● **WHAT IS EXPECTED**: Lines that hold the word "this" should be located and copied.

● **SOURCE RECORDS**:
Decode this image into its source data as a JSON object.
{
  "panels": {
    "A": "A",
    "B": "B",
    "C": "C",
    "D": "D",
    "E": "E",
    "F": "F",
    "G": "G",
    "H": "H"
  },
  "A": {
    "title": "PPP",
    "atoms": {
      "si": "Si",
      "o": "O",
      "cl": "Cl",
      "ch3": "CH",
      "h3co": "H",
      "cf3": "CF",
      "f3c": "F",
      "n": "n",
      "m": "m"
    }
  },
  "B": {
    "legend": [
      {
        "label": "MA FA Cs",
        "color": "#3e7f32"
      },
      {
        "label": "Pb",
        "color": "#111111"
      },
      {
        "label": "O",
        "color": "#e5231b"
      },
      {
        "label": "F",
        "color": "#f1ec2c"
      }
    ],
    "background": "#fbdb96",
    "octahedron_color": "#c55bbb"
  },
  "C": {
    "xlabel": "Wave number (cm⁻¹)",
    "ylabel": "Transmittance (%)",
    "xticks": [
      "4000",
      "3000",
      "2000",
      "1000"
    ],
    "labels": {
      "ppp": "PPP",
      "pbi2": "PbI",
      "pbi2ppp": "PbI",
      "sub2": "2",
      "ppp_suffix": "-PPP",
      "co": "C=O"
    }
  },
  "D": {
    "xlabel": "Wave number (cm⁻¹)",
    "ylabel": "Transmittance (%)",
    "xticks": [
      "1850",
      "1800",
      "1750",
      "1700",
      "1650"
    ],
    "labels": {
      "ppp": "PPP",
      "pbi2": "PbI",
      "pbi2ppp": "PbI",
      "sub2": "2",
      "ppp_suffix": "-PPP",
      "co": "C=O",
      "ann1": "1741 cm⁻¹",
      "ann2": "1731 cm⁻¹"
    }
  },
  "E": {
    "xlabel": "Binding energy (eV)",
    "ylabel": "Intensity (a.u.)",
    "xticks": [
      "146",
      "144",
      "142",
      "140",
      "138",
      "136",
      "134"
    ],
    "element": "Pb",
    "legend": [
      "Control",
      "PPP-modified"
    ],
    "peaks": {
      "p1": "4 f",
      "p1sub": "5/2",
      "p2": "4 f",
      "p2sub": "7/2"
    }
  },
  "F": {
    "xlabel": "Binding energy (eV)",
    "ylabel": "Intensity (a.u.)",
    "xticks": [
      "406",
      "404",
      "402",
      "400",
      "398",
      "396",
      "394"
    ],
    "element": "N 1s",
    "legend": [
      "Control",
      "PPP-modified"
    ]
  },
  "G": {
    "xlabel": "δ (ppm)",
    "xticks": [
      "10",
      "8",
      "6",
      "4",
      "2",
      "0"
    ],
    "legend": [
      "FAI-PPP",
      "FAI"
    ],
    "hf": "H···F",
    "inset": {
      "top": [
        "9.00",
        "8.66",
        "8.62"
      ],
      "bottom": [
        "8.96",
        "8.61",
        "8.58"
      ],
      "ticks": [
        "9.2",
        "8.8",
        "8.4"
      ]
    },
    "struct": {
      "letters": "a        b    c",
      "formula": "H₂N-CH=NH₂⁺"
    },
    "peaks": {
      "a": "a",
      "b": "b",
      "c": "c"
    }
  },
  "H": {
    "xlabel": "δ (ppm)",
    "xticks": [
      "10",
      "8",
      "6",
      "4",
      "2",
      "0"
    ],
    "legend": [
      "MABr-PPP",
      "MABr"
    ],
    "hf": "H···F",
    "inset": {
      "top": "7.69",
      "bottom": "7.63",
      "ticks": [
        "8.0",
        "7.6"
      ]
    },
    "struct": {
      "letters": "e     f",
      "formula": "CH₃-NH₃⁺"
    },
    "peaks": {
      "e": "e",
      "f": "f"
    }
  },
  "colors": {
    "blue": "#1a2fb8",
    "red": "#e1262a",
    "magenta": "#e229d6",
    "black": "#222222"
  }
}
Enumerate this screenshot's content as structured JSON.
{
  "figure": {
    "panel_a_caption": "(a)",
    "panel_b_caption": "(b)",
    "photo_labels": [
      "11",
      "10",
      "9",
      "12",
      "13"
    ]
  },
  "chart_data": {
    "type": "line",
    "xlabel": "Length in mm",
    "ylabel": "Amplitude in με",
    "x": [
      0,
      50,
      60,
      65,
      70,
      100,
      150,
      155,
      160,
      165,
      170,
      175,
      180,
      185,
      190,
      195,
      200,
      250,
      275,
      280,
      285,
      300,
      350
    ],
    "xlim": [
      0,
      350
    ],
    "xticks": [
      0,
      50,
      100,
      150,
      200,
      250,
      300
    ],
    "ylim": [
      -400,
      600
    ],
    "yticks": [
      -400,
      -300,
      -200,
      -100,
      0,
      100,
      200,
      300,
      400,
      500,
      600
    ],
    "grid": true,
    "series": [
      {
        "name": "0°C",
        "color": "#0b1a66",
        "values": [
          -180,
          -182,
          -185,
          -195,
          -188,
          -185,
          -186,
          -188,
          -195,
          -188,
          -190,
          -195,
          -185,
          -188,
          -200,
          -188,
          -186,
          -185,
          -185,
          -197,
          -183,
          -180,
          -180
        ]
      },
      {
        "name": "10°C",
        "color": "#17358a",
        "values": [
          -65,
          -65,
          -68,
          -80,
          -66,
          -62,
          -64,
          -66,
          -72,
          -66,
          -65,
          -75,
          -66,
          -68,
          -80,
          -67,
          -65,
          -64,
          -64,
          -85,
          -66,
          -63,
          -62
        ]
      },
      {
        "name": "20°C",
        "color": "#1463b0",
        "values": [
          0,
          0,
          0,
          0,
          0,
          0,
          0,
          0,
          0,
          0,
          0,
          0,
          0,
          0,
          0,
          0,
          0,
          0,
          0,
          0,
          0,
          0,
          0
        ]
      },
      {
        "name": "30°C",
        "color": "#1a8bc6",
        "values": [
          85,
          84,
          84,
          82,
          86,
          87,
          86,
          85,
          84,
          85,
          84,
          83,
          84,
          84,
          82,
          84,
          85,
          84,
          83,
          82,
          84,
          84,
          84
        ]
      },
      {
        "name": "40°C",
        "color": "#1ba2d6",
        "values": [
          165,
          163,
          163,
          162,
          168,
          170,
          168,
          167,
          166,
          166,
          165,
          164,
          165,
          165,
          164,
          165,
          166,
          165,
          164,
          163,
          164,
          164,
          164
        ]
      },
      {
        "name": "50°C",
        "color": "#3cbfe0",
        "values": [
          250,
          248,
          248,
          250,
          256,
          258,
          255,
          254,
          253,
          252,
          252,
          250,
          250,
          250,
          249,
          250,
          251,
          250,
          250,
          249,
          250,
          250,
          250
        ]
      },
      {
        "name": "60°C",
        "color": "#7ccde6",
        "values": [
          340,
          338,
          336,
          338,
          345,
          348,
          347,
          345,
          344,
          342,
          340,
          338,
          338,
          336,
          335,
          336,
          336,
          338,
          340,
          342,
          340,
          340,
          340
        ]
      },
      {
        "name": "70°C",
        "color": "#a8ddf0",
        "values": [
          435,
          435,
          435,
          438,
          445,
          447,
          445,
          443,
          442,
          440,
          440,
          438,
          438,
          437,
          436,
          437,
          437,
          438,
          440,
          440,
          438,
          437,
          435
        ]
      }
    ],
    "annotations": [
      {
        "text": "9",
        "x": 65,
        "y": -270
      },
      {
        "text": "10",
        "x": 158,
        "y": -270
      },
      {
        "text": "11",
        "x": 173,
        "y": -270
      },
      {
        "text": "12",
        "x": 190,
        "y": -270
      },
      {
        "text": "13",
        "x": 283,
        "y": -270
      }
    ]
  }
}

● **WRITTEN ANSWER**:
Decode this image into its source data as a JSON object.
Enumerate this screenshot's content as structured JSON.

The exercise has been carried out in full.